▶ _REQUIRED TASK_:
How many lines in the entries below contain "群众满意机关"? Answer with the number only.

▶ _MATERIAL_:
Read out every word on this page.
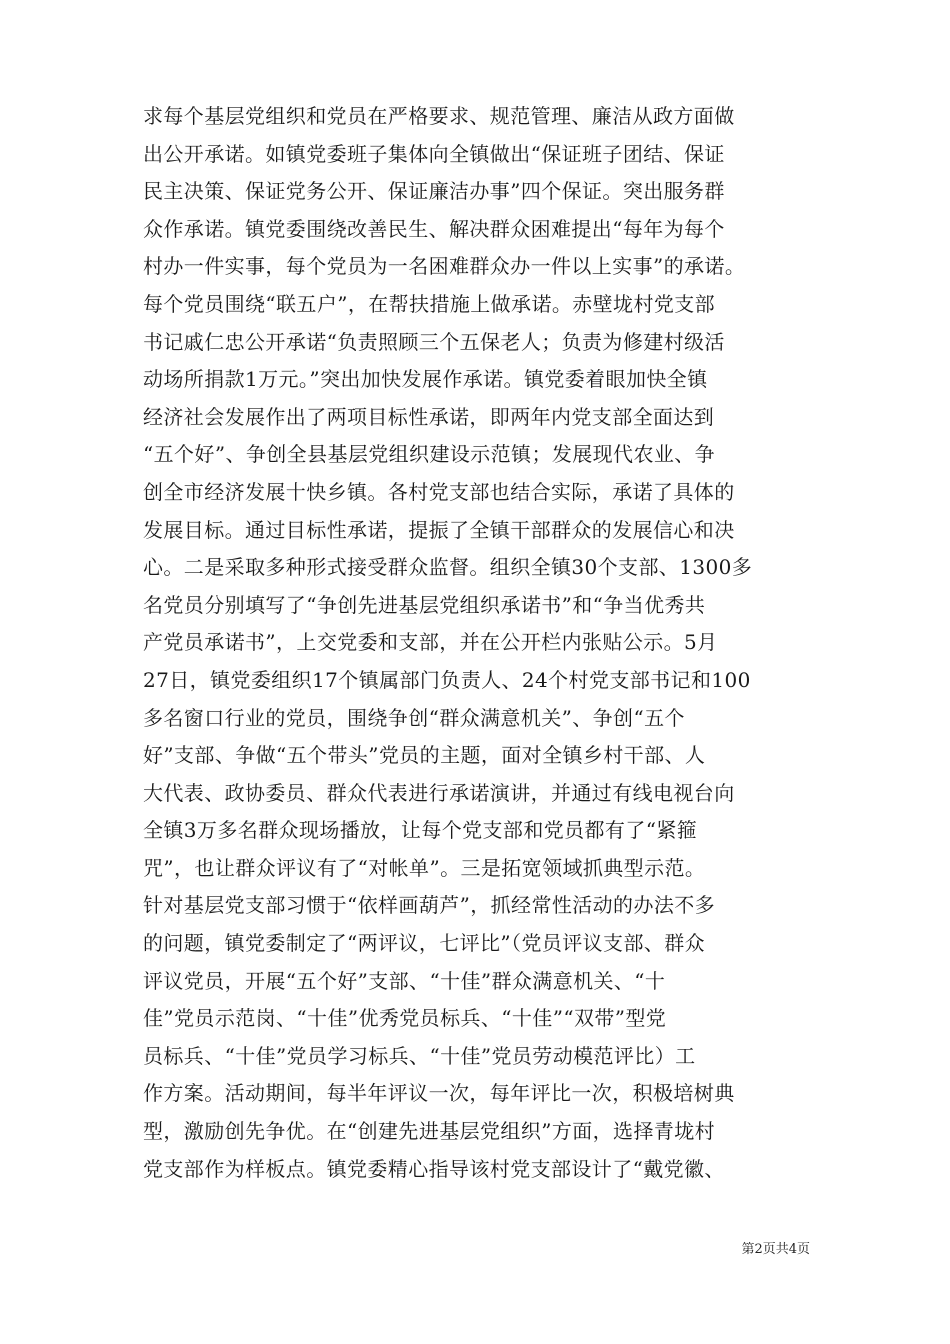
求每个基层党组织和党员在严格要求、规范管理、廉洁从政方面做
出公开承诺。如镇党委班子集体向全镇做出“保证班子团结、保证
民主决策、保证党务公开、保证廉洁办事”四个保证。突出服务群
众作承诺。镇党委围绕改善民生、解决群众困难提出“每年为每个
村办一件实事，每个党员为一名困难群众办一件以上实事”的承诺。
每个党员围绕“联五户”，在帮扶措施上做承诺。赤壁垅村党支部
书记戚仁忠公开承诺“负责照顾三个五保老人；负责为修建村级活
动场所捐款1万元。”突出加快发展作承诺。镇党委着眼加快全镇
经济社会发展作出了两项目标性承诺，即两年内党支部全面达到
“五个好”、争创全县基层党组织建设示范镇；发展现代农业、争
创全市经济发展十快乡镇。各村党支部也结合实际，承诺了具体的
发展目标。通过目标性承诺，提振了全镇干部群众的发展信心和决
心。二是采取多种形式接受群众监督。组织全镇30个支部、1300多
名党员分别填写了“争创先进基层党组织承诺书”和“争当优秀共
产党员承诺书”，上交党委和支部，并在公开栏内张贴公示。5月
27日，镇党委组织17个镇属部门负责人、24个村党支部书记和100
多名窗口行业的党员，围绕争创“群众满意机关”、争创“五个
好”支部、争做“五个带头”党员的主题，面对全镇乡村干部、人
大代表、政协委员、群众代表进行承诺演讲，并通过有线电视台向
全镇3万多名群众现场播放，让每个党支部和党员都有了“紧箍
咒”，也让群众评议有了“对帐单”。三是拓宽领域抓典型示范。
针对基层党支部习惯于“依样画葫芦”，抓经常性活动的办法不多
的问题，镇党委制定了“两评议，七评比”（党员评议支部、群众
评议党员，开展“五个好”支部、“十佳”群众满意机关、“十
佳”党员示范岗、“十佳”优秀党员标兵、“十佳”“双带”型党
员标兵、“十佳”党员学习标兵、“十佳”党员劳动模范评比）工
作方案。活动期间，每半年评议一次，每年评比一次，积极培树典
型，激励创先争优。在“创建先进基层党组织”方面，选择青垅村
党支部作为样板点。镇党委精心指导该村党支部设计了“戴党徽、
第2页共4页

▶ _ANSWER TO THE PROBLEM_:
2